◆ DATASET RECORDS ◆
──────────────────────────────

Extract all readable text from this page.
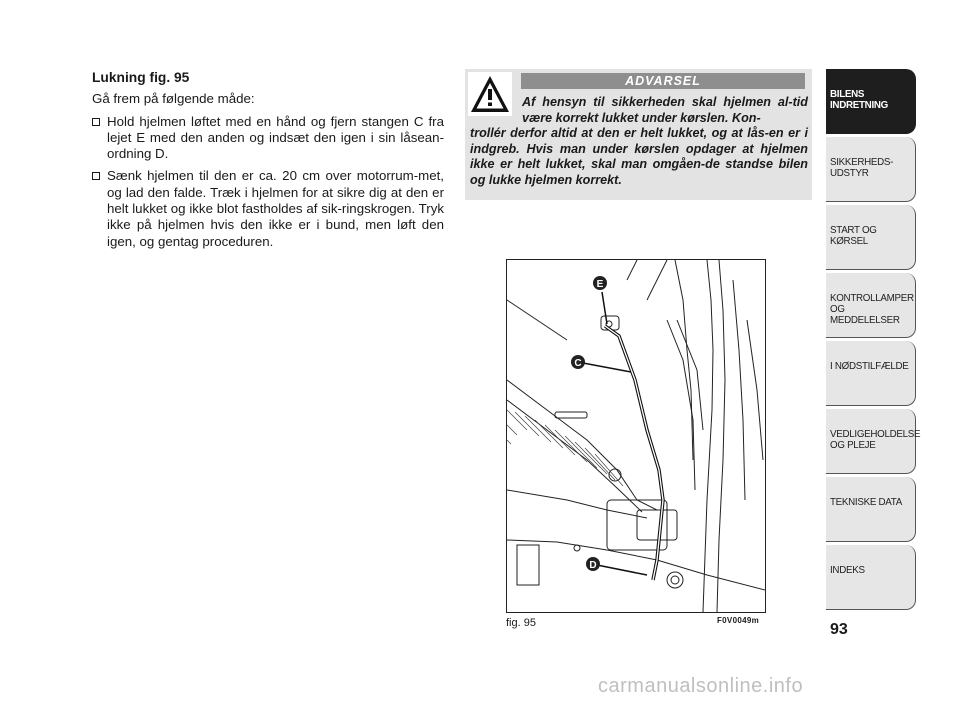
Lukning fig. 95

Gå frem på følgende måde:

Hold hjelmen løftet med en hånd og fjern stangen C fra lejet E med den anden og indsæt den igen i sin låsean-ordning D.
Sænk hjelmen til den er ca. 20 cm over motorrum-met, og lad den falde. Træk i hjelmen for at sikre dig at den er helt lukket og ikke blot fastholdes af sik-ringskrogen. Tryk ikke på hjelmen hvis den ikke er i bund, men løft den igen, og gentag proceduren.
ADVARSEL
Af hensyn til sikkerheden skal hjelmen al-tid være korrekt lukket under kørslen. Kon-
trollér derfor altid at den er helt lukket, og at lås-en er i indgreb. Hvis man under kørslen opdager at hjelmen ikke er helt lukket, skal man omgåen-de standse bilen og lukke hjelmen korrekt.
E
C
D
fig. 95	F0V0049m
BILENS INDRETNING
SIKKERHEDS-UDSTYR
START OG KØRSEL
KONTROLLAMPER OG MEDDELELSER
I NØDSTILFÆLDE
VEDLIGEHOLDELSE OG PLEJE
TEKNISKE DATA
INDEKS
93
carmanualsonline.info
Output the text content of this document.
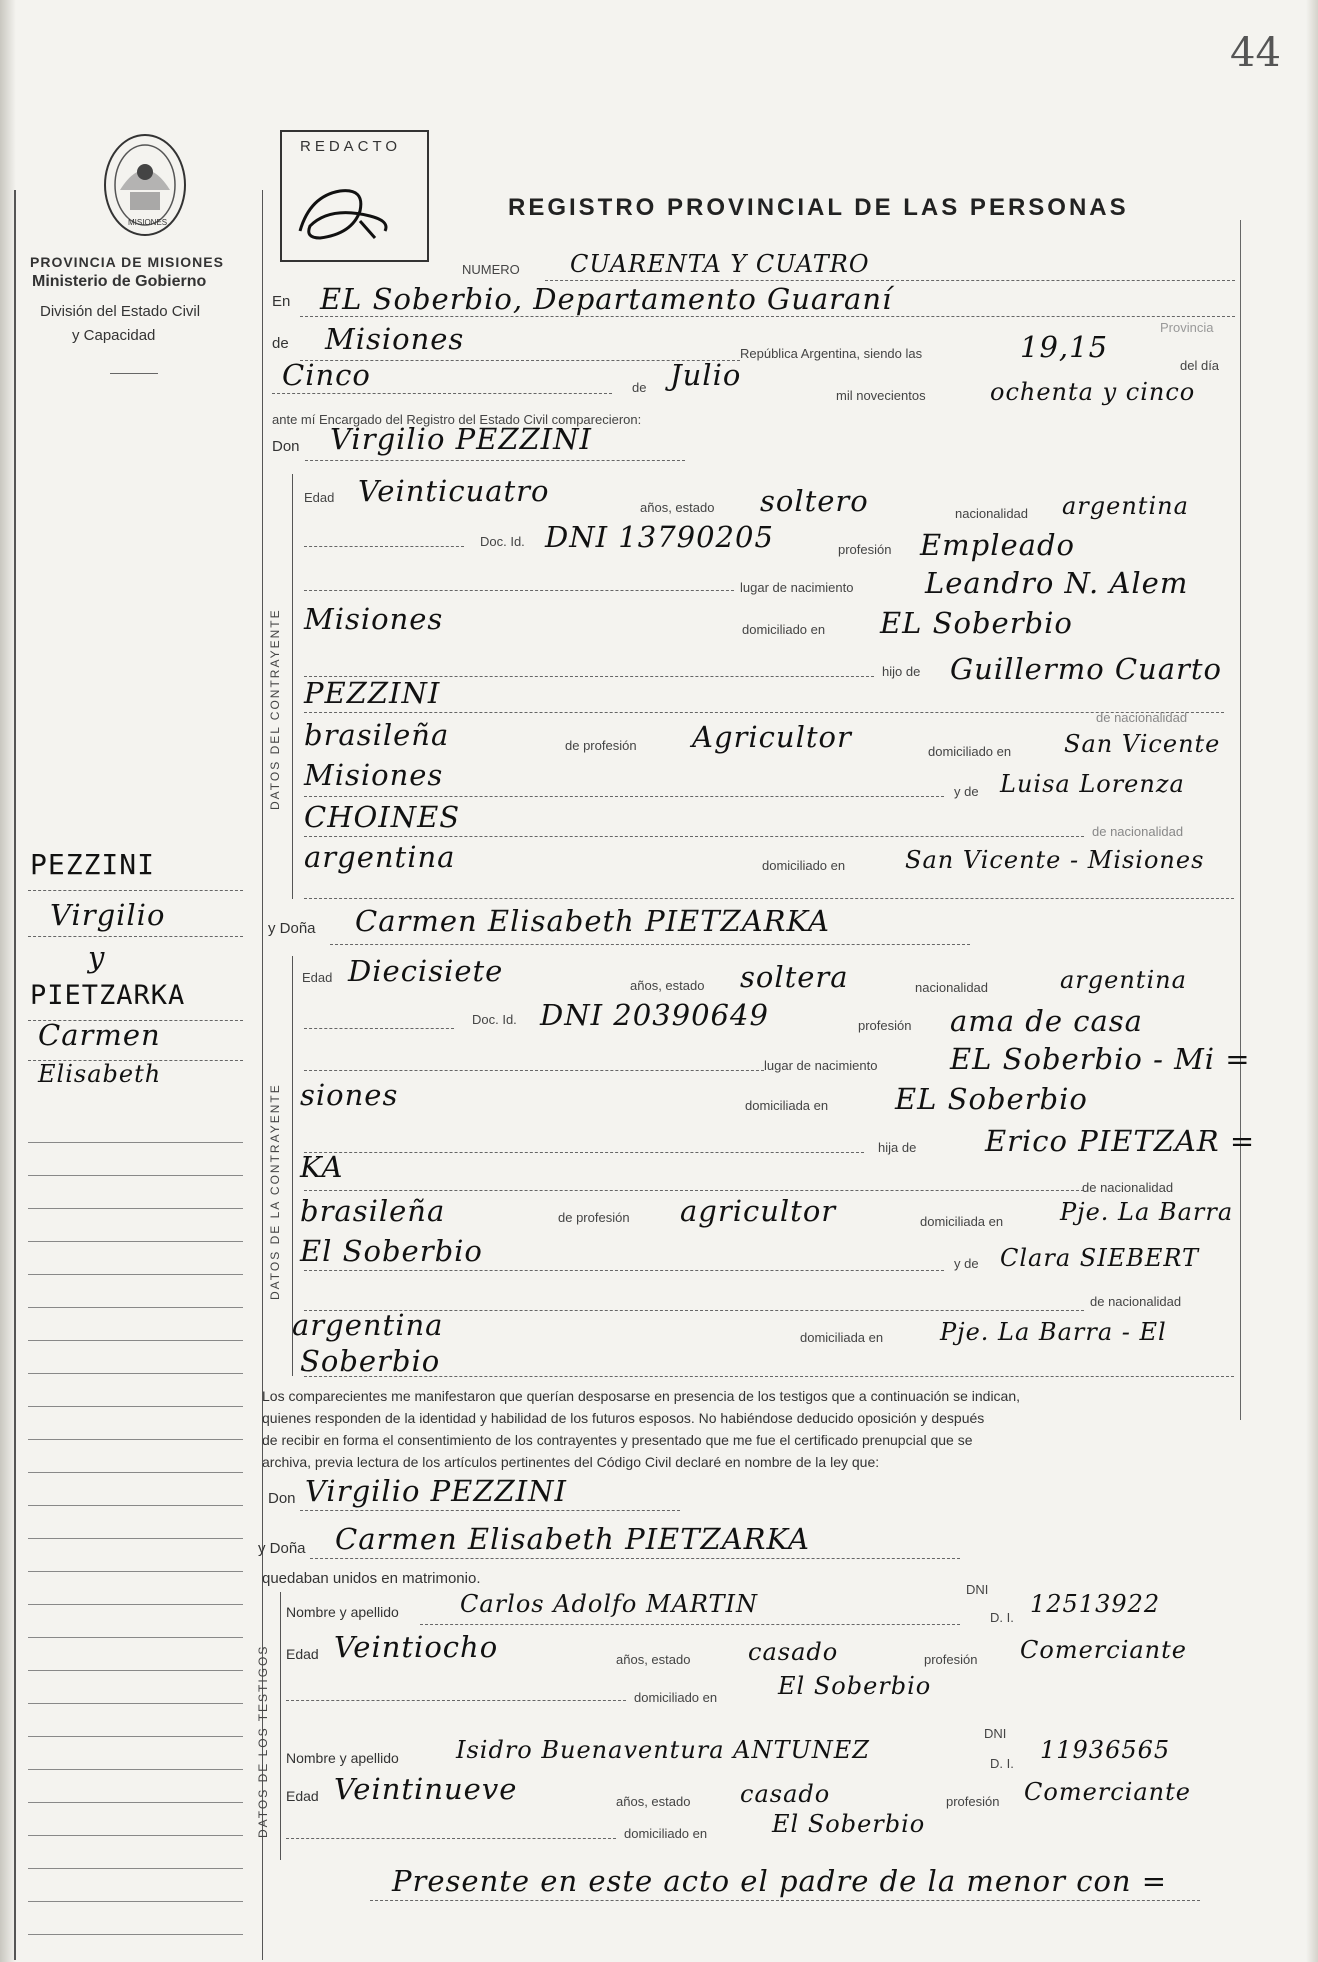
44
MISIONES
PROVINCIA DE MISIONES
Ministerio de Gobierno
División del Estado Civil
y Capacidad
REDACTO
REGISTRO PROVINCIAL DE LAS PERSONAS
NUMERO CUARENTA Y CUATRO
En EL Soberbio, Departamento Guaraní
Provincia
de Misiones	República Argentina, siendo las	19,15
del día
Cinco	de Julio
mil novecientos	ochenta y cinco
ante mí Encargado del Registro del Estado Civil comparecieron:
Don Virgilio PEZZINI
DATOS DEL CONTRAYENTE
Edad Veinticuatro	años, estado soltero	nacionalidad argentina
Doc. Id. DNI 13790205	profesión Empleado
lugar de nacimiento Leandro N. Alem
Misiones	domiciliado en EL Soberbio
hijo de Guillermo Cuarto
PEZZINI
de nacionalidad
brasileña	de profesión Agricultor	domiciliado en San Vicente
Misiones	y de Luisa Lorenza
CHOINES	de nacionalidad
argentina	domiciliado en San Vicente - Misiones
PEZZINI
Virgilio
y
PIETZARKA
Carmen
Elisabeth
y Doña Carmen Elisabeth PIETZARKA
DATOS DE LA CONTRAYENTE
Edad Diecisiete	años, estado soltera	nacionalidad	argentina
Doc. Id. DNI 20390649	profesión ama de casa
lugar de nacimiento	EL Soberbio - Mi =
siones	domiciliada en EL Soberbio
hija de Erico PIETZAR =
KA
de nacionalidad
brasileña	de profesión agricultor	domiciliada en Pje. La Barra
El Soberbio	y de Clara SIEBERT
de nacionalidad
argentina	domiciliada en Pje. La Barra - El
Soberbio
Los comparecientes me manifestaron que querían desposarse en presencia de los testigos que a continuación se indican,
quienes responden de la identidad y habilidad de los futuros esposos. No habiéndose deducido oposición y después
de recibir en forma el consentimiento de los contrayentes y presentado que me fue el certificado prenupcial que se
archiva, previa lectura de los artículos pertinentes del Código Civil declaré en nombre de la ley que:
Don Virgilio PEZZINI
y Doña Carmen Elisabeth PIETZARKA
quedaban unidos en matrimonio.
DATOS DE LOS TESTIGOS
Nombre y apellido	Carlos Adolfo MARTIN
DNI
D. I. 12513922
Edad Veintiocho	años, estado casado	profesión Comerciante
domiciliado en	El Soberbio
Nombre y apellido Isidro Buenaventura ANTUNEZ
DNI
D. I. 11936565
Edad Veintinueve	años, estado casado	profesión Comerciante
domiciliado en	El Soberbio
Presente en este acto el padre de la menor con =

──────────────────────────────

In the entries above, identify every line with the string "nacimiento".

◆ SOLUTION ◆
lugar de nacimiento Leandro N. Alem
lugar de nacimiento	EL Soberbio - Mi =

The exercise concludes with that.